Task to complete >>
Every line below that mentions the word "this" should be copied out.

Supplied records >>
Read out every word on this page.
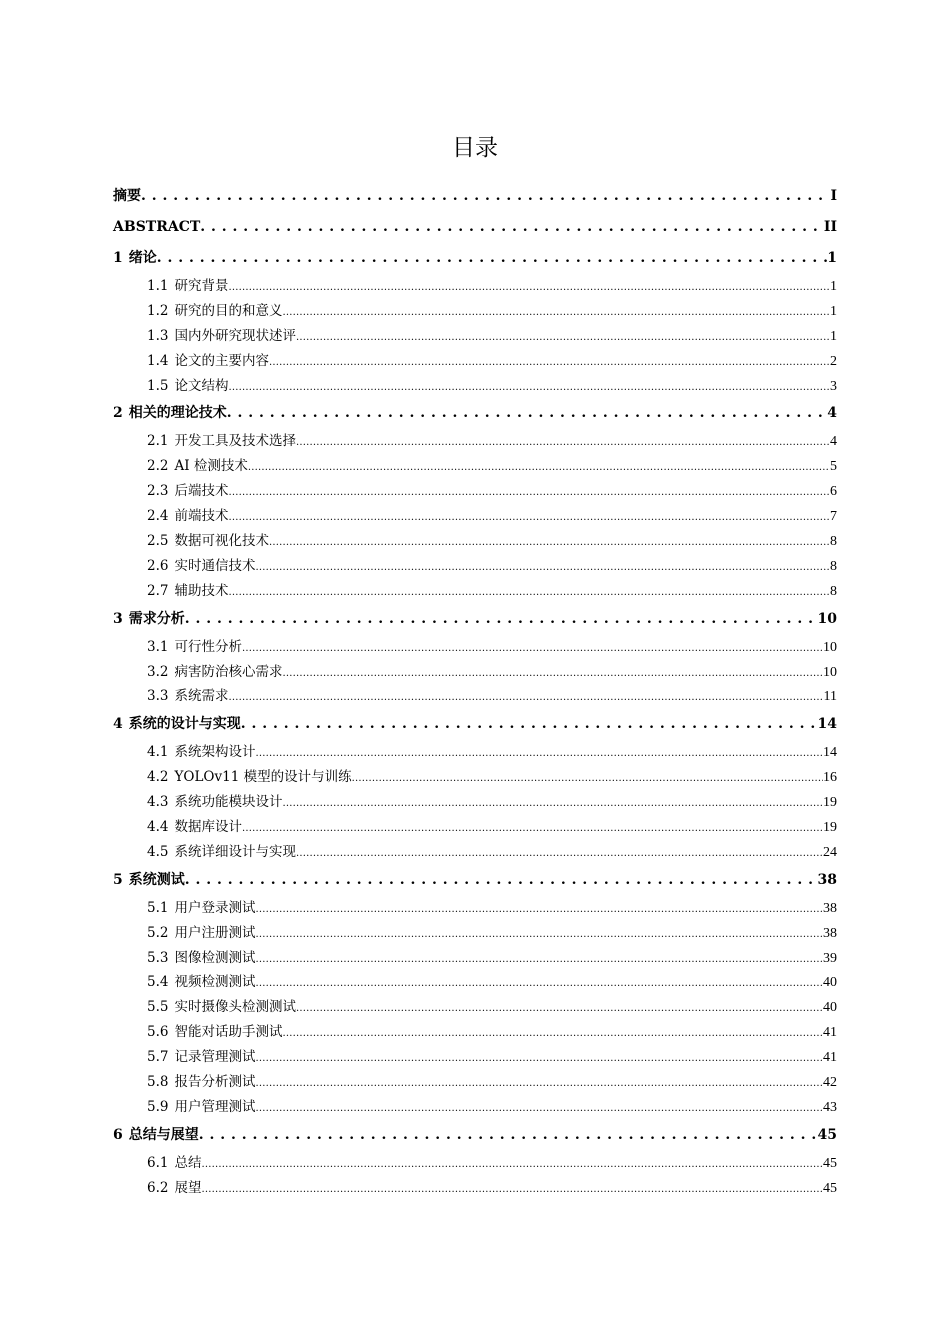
目录
摘要 . . .	I
ABSTRACT . . .	II
1 绪论 . . .	1
1.1 研究背景 .....	1
1.2 研究的目的和意义 .....	1
1.3 国内外研究现状述评 .....	1
1.4 论文的主要内容 .....	2
1.5 论文结构 .....	3
2 相关的理论技术 . . .	4
2.1 开发工具及技术选择 .....	4
2.2 AI 检测技术 .....	5
2.3 后端技术 .....	6
2.4 前端技术 .....	7
2.5 数据可视化技术 .....	8
2.6 实时通信技术 .....	8
2.7 辅助技术 .....	8
3 需求分析 . . .	10
3.1 可行性分析 .....	10
3.2 病害防治核心需求 .....	10
3.3 系统需求 .....	11
4 系统的设计与实现 . . .	14
4.1 系统架构设计 .....	14
4.2 YOLOv11 模型的设计与训练 .....	16
4.3 系统功能模块设计 .....	19
4.4 数据库设计 .....	19
4.5 系统详细设计与实现 .....	24
5 系统测试 . . .	38
5.1 用户登录测试 .....	38
5.2 用户注册测试 .....	38
5.3 图像检测测试 .....	39
5.4 视频检测测试 .....	40
5.5 实时摄像头检测测试 .....	40
5.6 智能对话助手测试 .....	41
5.7 记录管理测试 .....	41
5.8 报告分析测试 .....	42
5.9 用户管理测试 .....	43
6 总结与展望 . . .	45
6.1 总结 .....	45
6.2 展望 .....	45
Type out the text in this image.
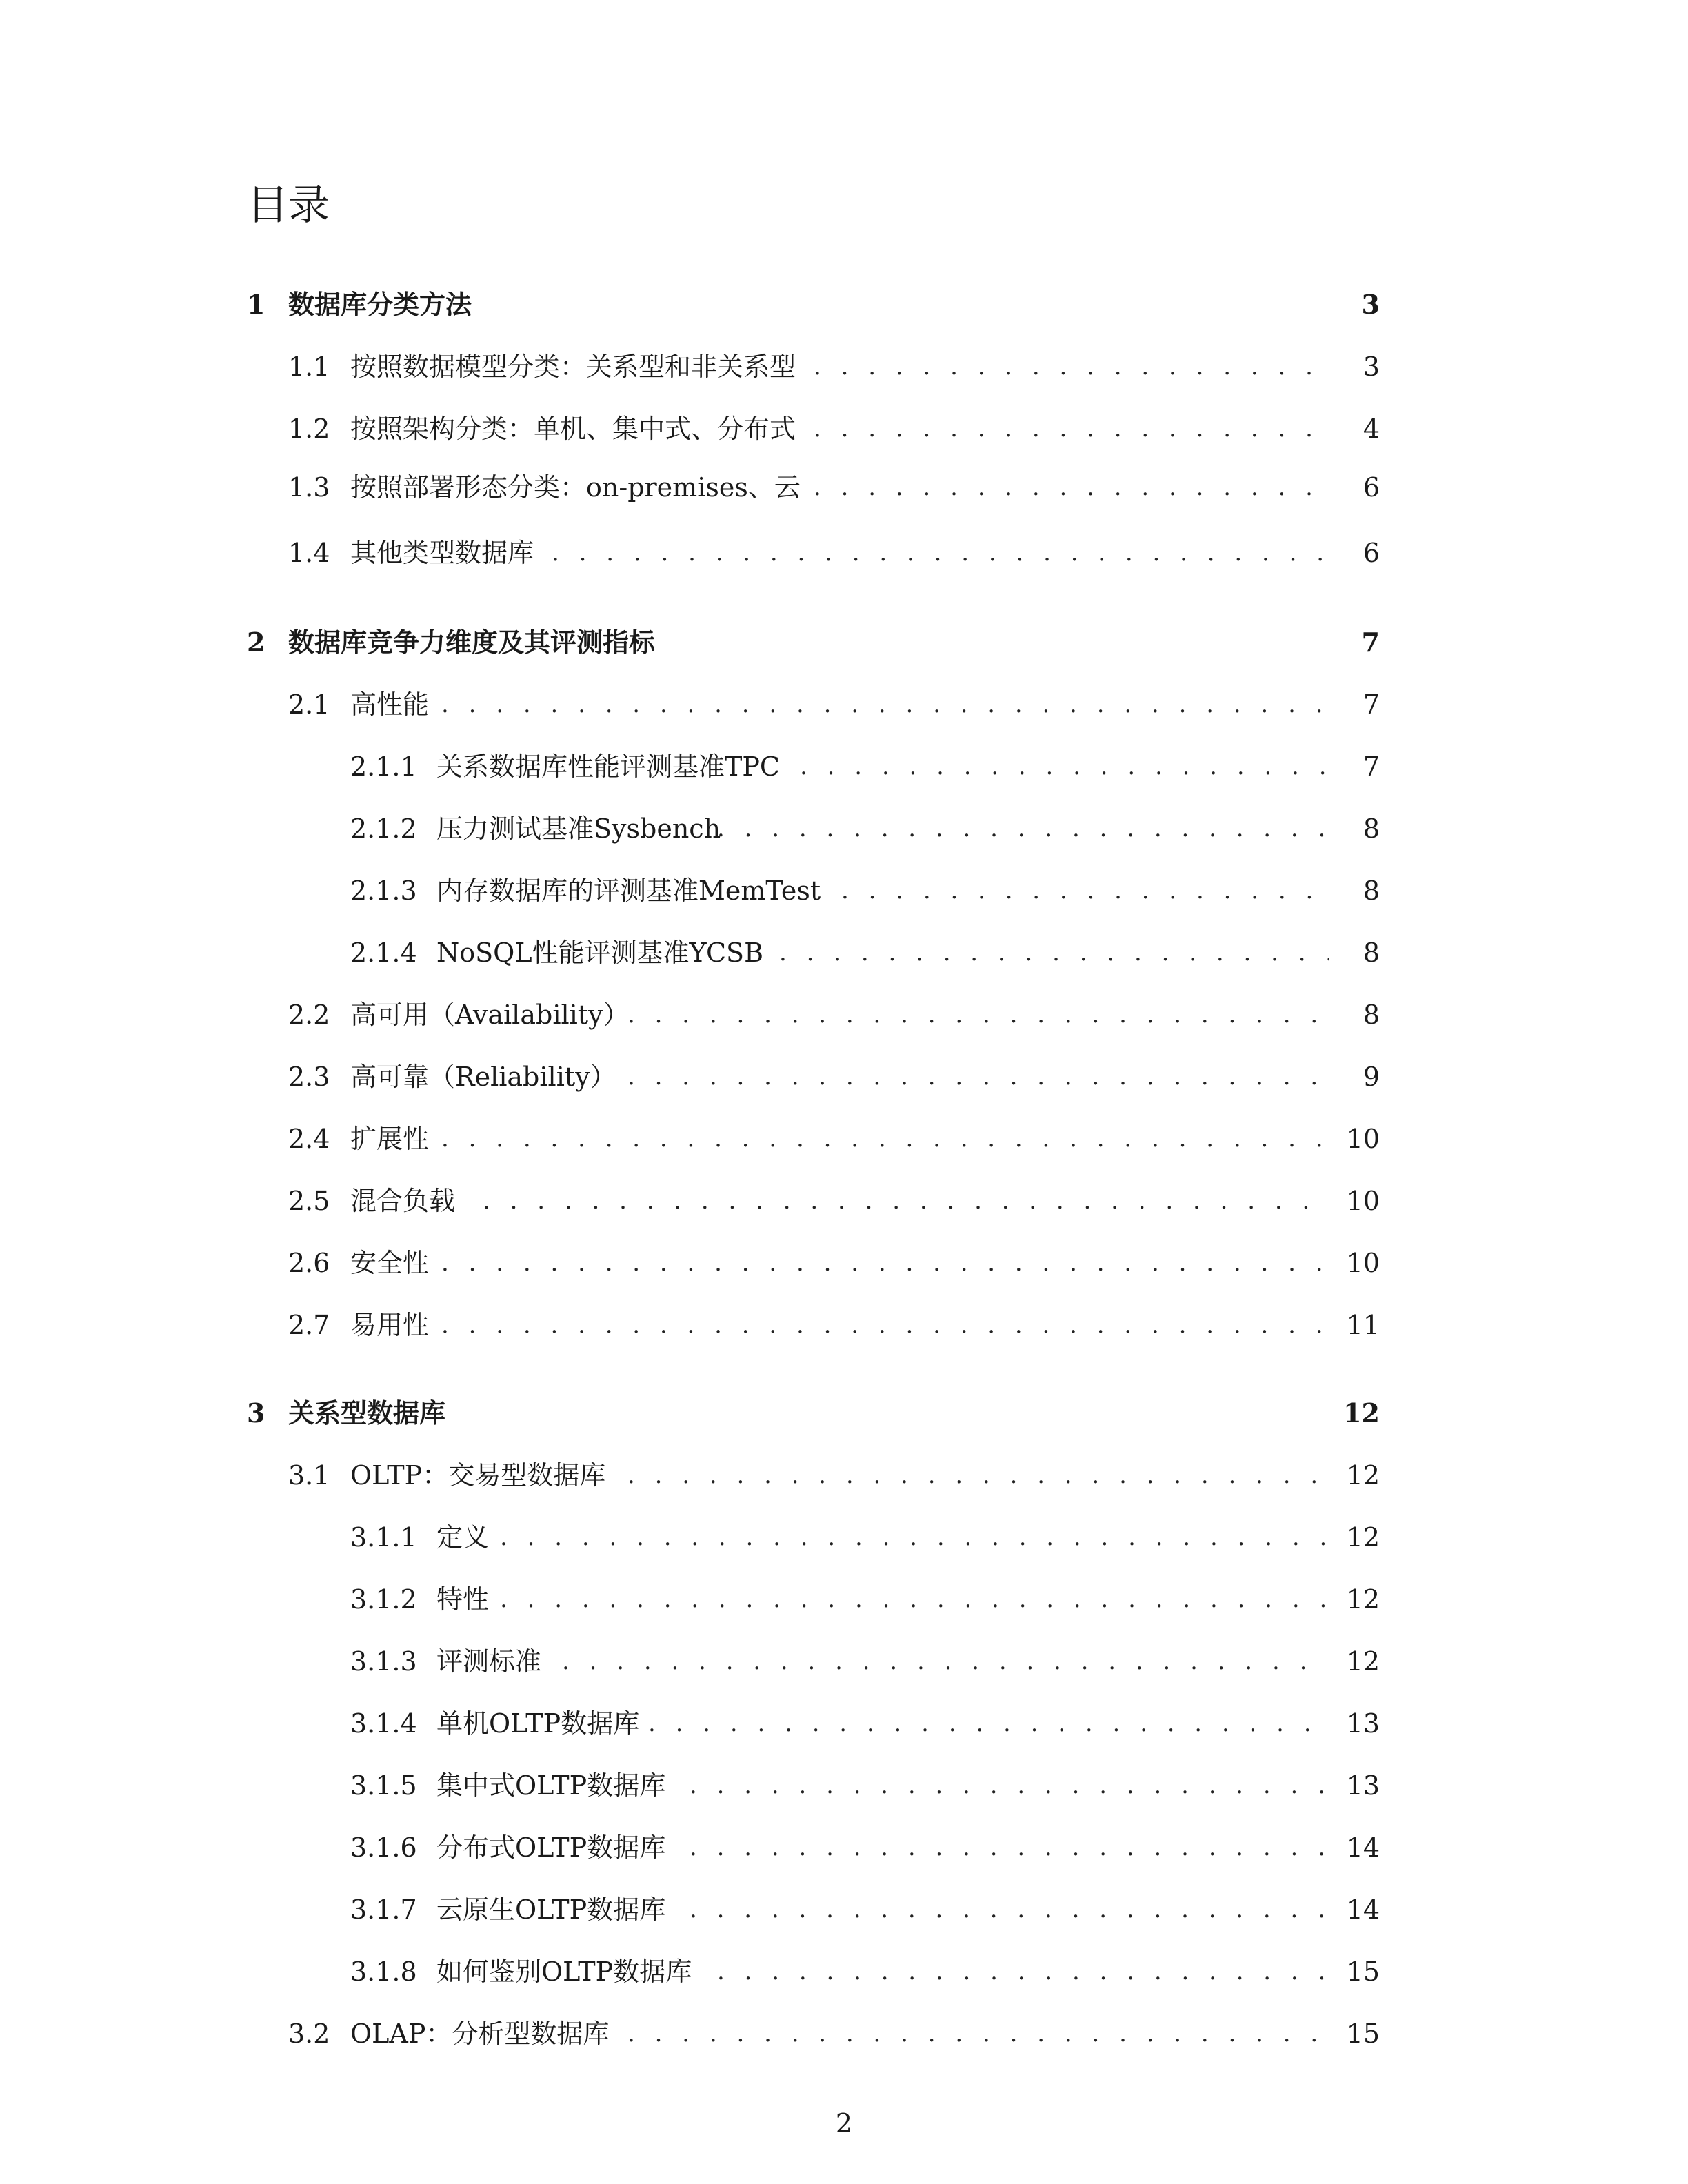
目录
1 数据库分类方法	3
1.1 按照数据模型分类：关系型和非关系型 . . .	3
1.2 按照架构分类：单机、集中式、分布式 . . .	4
1.3 按照部署形态分类：on-premises、云 . . .	6
1.4 其他类型数据库 . . .	6
2 数据库竞争力维度及其评测指标	7
2.1 高性能 . . .	7
2.1.1 关系数据库性能评测基准TPC . . .	7
2.1.2 压力测试基准Sysbench . . .	8
2.1.3 内存数据库的评测基准MemTest . . .	8
2.1.4 NoSQL性能评测基准YCSB . . .	8
2.2 高可用（Availability） . . .	8
2.3 高可靠（Reliability） . . .	9
2.4 扩展性 . . .	10
2.5 混合负载 . . .	10
2.6 安全性 . . .	10
2.7 易用性 . . .	11
3 关系型数据库	12
3.1 OLTP：交易型数据库 . . .	12
3.1.1 定义 . . .	12
3.1.2 特性 . . .	12
3.1.3 评测标准 . . .	12
3.1.4 单机OLTP数据库 . . .	13
3.1.5 集中式OLTP数据库 . . .	13
3.1.6 分布式OLTP数据库 . . .	14
3.1.7 云原生OLTP数据库 . . .	14
3.1.8 如何鉴别OLTP数据库 . . .	15
3.2 OLAP：分析型数据库 . . .	15
2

Answer below >>
Read out every word on this page.
Type out the text in this image.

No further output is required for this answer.